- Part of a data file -
* START *

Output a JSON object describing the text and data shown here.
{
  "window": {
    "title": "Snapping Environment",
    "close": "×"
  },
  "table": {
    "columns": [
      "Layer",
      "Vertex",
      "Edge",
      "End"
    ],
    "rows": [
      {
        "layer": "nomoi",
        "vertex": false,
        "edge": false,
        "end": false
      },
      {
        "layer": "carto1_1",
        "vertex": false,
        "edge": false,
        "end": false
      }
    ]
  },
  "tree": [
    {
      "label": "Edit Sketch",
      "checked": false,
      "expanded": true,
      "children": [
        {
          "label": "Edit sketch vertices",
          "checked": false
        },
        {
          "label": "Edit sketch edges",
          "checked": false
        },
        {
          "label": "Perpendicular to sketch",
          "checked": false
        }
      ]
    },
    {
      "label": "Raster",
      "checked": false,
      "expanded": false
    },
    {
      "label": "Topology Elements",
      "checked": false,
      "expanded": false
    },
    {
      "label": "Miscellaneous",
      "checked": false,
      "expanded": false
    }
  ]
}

* END *

- Directions -
Can you give every line above again, exactly as written?

- Answer for this exercise -
Output a JSON object describing the text and data shown here.
{
  "window": {
    "title": "Snapping Environment",
    "close": "×"
  },
  "table": {
    "columns": [
      "Layer",
      "Vertex",
      "Edge",
      "End"
    ],
    "rows": [
      {
        "layer": "nomoi",
        "vertex": false,
        "edge": false,
        "end": false
      },
      {
        "layer": "carto1_1",
        "vertex": false,
        "edge": false,
        "end": false
      }
    ]
  },
  "tree": [
    {
      "label": "Edit Sketch",
      "checked": false,
      "expanded": true,
      "children": [
        {
          "label": "Edit sketch vertices",
          "checked": false
        },
        {
          "label": "Edit sketch edges",
          "checked": false
        },
        {
          "label": "Perpendicular to sketch",
          "checked": false
        }
      ]
    },
    {
      "label": "Raster",
      "checked": false,
      "expanded": false
    },
    {
      "label": "Topology Elements",
      "checked": false,
      "expanded": false
    },
    {
      "label": "Miscellaneous",
      "checked": false,
      "expanded": false
    }
  ]
}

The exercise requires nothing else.